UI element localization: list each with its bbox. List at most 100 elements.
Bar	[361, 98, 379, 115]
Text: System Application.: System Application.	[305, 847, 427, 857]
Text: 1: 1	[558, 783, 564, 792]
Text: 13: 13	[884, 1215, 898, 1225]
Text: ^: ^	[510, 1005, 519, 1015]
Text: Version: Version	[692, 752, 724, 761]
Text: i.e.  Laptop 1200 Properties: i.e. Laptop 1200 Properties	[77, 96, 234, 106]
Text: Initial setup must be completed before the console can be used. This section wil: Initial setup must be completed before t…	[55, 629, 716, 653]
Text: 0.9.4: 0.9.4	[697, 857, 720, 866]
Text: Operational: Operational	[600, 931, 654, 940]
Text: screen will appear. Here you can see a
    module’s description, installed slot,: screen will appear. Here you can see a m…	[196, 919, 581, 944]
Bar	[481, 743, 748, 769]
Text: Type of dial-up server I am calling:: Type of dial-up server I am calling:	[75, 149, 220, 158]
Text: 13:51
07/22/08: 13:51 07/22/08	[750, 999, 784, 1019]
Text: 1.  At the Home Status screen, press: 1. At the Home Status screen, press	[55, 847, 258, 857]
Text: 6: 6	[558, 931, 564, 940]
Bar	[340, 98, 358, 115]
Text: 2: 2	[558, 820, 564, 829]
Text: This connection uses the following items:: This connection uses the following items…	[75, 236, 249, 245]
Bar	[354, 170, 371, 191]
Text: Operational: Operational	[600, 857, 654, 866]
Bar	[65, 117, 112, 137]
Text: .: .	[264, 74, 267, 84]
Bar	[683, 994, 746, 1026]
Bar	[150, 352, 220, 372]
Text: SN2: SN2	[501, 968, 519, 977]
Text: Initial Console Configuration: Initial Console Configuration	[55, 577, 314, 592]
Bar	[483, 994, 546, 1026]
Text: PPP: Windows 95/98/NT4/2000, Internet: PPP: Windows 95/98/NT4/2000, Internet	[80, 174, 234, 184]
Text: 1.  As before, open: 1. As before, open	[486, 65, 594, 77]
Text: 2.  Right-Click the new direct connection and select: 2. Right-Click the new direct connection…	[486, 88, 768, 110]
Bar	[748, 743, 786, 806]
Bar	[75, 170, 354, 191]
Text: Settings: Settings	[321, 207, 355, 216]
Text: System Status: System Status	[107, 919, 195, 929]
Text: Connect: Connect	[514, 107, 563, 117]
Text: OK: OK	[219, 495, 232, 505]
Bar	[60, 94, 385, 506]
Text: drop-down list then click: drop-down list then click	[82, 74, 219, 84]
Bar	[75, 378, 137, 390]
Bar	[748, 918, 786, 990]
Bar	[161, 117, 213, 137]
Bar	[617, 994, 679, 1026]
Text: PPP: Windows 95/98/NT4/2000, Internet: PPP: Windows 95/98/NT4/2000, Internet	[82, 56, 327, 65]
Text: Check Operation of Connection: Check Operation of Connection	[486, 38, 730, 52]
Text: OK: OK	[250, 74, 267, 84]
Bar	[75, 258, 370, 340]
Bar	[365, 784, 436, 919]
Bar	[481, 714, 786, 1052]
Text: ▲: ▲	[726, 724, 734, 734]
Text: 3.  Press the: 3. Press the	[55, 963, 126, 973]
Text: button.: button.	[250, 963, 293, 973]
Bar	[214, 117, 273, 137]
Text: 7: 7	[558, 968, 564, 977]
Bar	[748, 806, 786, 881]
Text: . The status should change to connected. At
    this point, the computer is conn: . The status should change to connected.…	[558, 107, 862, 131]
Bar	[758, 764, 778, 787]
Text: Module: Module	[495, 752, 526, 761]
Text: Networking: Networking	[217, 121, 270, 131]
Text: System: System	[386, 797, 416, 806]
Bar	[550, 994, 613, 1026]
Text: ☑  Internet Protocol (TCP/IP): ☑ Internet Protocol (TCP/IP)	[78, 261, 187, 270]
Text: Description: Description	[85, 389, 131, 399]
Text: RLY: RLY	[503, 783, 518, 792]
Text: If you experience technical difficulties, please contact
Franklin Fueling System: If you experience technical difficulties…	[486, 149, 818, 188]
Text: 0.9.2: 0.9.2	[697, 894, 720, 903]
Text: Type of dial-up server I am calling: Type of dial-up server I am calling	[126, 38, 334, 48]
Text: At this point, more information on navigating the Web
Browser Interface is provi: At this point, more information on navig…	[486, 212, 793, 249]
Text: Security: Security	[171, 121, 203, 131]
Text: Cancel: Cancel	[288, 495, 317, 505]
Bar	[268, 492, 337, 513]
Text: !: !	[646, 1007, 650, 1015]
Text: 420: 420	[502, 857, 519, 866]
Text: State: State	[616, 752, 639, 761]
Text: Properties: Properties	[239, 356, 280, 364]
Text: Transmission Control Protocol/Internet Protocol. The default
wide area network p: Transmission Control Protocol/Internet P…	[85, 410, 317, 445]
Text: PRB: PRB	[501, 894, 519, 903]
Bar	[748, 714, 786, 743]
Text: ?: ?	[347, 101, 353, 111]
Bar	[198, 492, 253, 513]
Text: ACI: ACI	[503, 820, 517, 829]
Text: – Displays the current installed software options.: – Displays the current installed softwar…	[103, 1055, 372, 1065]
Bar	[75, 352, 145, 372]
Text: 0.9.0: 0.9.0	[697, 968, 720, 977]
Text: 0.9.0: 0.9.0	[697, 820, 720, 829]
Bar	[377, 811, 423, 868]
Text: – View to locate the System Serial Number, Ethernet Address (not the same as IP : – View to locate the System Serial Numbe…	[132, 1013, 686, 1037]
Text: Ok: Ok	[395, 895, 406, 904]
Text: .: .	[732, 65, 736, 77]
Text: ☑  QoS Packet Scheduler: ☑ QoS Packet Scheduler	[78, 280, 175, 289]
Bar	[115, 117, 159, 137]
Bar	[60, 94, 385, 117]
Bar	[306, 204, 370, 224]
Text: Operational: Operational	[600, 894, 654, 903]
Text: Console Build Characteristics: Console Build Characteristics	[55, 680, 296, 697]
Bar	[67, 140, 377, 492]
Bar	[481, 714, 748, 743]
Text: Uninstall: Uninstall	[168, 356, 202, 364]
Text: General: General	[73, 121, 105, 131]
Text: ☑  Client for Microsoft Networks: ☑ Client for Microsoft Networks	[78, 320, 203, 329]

-=-=-=-=-

TASK TO CARRY OUT:
Swap "Operational" for "Online" wherever it occurs in the lines above, and give all the lines again with nothing else changed.

RESULT BELOW:
UI element localization: list each with its bbox. List at most 100 elements.
Bar	[361, 98, 379, 115]
Text: System Application.: System Application.	[305, 847, 427, 857]
Text: 1: 1	[558, 783, 564, 792]
Text: 13: 13	[884, 1215, 898, 1225]
Text: ^: ^	[510, 1005, 519, 1015]
Text: Version: Version	[692, 752, 724, 761]
Text: i.e.  Laptop 1200 Properties: i.e. Laptop 1200 Properties	[77, 96, 234, 106]
Text: Initial setup must be completed before the console can be used. This section wil: Initial setup must be completed before t…	[55, 629, 716, 653]
Text: 0.9.4: 0.9.4	[697, 857, 720, 866]
Text: Online: Online	[600, 931, 654, 940]
Text: screen will appear. Here you can see a
    module’s description, installed slot,: screen will appear. Here you can see a m…	[196, 919, 581, 944]
Bar	[481, 743, 748, 769]
Text: Type of dial-up server I am calling:: Type of dial-up server I am calling:	[75, 149, 220, 158]
Text: 13:51
07/22/08: 13:51 07/22/08	[750, 999, 784, 1019]
Text: 1.  At the Home Status screen, press: 1. At the Home Status screen, press	[55, 847, 258, 857]
Text: 6: 6	[558, 931, 564, 940]
Bar	[340, 98, 358, 115]
Text: 2: 2	[558, 820, 564, 829]
Text: This connection uses the following items:: This connection uses the following items…	[75, 236, 249, 245]
Bar	[354, 170, 371, 191]
Text: Online: Online	[600, 857, 654, 866]
Bar	[65, 117, 112, 137]
Text: .: .	[264, 74, 267, 84]
Bar	[683, 994, 746, 1026]
Bar	[150, 352, 220, 372]
Text: SN2: SN2	[501, 968, 519, 977]
Text: Initial Console Configuration: Initial Console Configuration	[55, 577, 314, 592]
Bar	[483, 994, 546, 1026]
Text: PPP: Windows 95/98/NT4/2000, Internet: PPP: Windows 95/98/NT4/2000, Internet	[80, 174, 234, 184]
Text: 1.  As before, open: 1. As before, open	[486, 65, 594, 77]
Text: 2.  Right-Click the new direct connection and select: 2. Right-Click the new direct connection…	[486, 88, 768, 110]
Bar	[748, 743, 786, 806]
Bar	[75, 170, 354, 191]
Text: Settings: Settings	[321, 207, 355, 216]
Text: System Status: System Status	[107, 919, 195, 929]
Text: Connect: Connect	[514, 107, 563, 117]
Text: OK: OK	[219, 495, 232, 505]
Bar	[60, 94, 385, 506]
Text: drop-down list then click: drop-down list then click	[82, 74, 219, 84]
Bar	[75, 378, 137, 390]
Bar	[748, 918, 786, 990]
Bar	[161, 117, 213, 137]
Bar	[617, 994, 679, 1026]
Text: PPP: Windows 95/98/NT4/2000, Internet: PPP: Windows 95/98/NT4/2000, Internet	[82, 56, 327, 65]
Text: Check Operation of Connection: Check Operation of Connection	[486, 38, 730, 52]
Text: OK: OK	[250, 74, 267, 84]
Bar	[75, 258, 370, 340]
Bar	[365, 784, 436, 919]
Bar	[481, 714, 786, 1052]
Text: ▲: ▲	[726, 724, 734, 734]
Text: 3.  Press the: 3. Press the	[55, 963, 126, 973]
Text: button.: button.	[250, 963, 293, 973]
Bar	[214, 117, 273, 137]
Text: 7: 7	[558, 968, 564, 977]
Bar	[748, 806, 786, 881]
Text: . The status should change to connected. At
    this point, the computer is conn: . The status should change to connected.…	[558, 107, 862, 131]
Bar	[758, 764, 778, 787]
Text: Module: Module	[495, 752, 526, 761]
Text: Networking: Networking	[217, 121, 270, 131]
Text: System: System	[386, 797, 416, 806]
Bar	[550, 994, 613, 1026]
Text: ☑  Internet Protocol (TCP/IP): ☑ Internet Protocol (TCP/IP)	[78, 261, 187, 270]
Text: Description: Description	[85, 389, 131, 399]
Text: RLY: RLY	[503, 783, 518, 792]
Text: If you experience technical difficulties, please contact
Franklin Fueling System: If you experience technical difficulties…	[486, 149, 818, 188]
Text: 0.9.2: 0.9.2	[697, 894, 720, 903]
Text: Type of dial-up server I am calling: Type of dial-up server I am calling	[126, 38, 334, 48]
Text: At this point, more information on navigating the Web
Browser Interface is provi: At this point, more information on navig…	[486, 212, 793, 249]
Text: Security: Security	[171, 121, 203, 131]
Text: Cancel: Cancel	[288, 495, 317, 505]
Bar	[268, 492, 337, 513]
Text: !: !	[646, 1007, 650, 1015]
Text: 420: 420	[502, 857, 519, 866]
Text: State: State	[616, 752, 639, 761]
Text: Properties: Properties	[239, 356, 280, 364]
Text: Transmission Control Protocol/Internet Protocol. The default
wide area network p: Transmission Control Protocol/Internet P…	[85, 410, 317, 445]
Text: PRB: PRB	[501, 894, 519, 903]
Bar	[748, 714, 786, 743]
Text: ?: ?	[347, 101, 353, 111]
Bar	[198, 492, 253, 513]
Text: ACI: ACI	[503, 820, 517, 829]
Text: – Displays the current installed software options.: – Displays the current installed softwar…	[103, 1055, 372, 1065]
Bar	[75, 352, 145, 372]
Text: 0.9.0: 0.9.0	[697, 968, 720, 977]
Text: 0.9.0: 0.9.0	[697, 820, 720, 829]
Bar	[377, 811, 423, 868]
Text: – View to locate the System Serial Number, Ethernet Address (not the same as IP : – View to locate the System Serial Numbe…	[132, 1013, 686, 1037]
Text: Ok: Ok	[395, 895, 406, 904]
Text: .: .	[732, 65, 736, 77]
Text: ☑  QoS Packet Scheduler: ☑ QoS Packet Scheduler	[78, 280, 175, 289]
Bar	[115, 117, 159, 137]
Bar	[60, 94, 385, 117]
Bar	[306, 204, 370, 224]
Text: Online: Online	[600, 894, 654, 903]
Text: Console Build Characteristics: Console Build Characteristics	[55, 680, 296, 697]
Bar	[67, 140, 377, 492]
Bar	[481, 714, 748, 743]
Text: Uninstall: Uninstall	[168, 356, 202, 364]
Text: General: General	[73, 121, 105, 131]
Text: ☑  Client for Microsoft Networks: ☑ Client for Microsoft Networks	[78, 320, 203, 329]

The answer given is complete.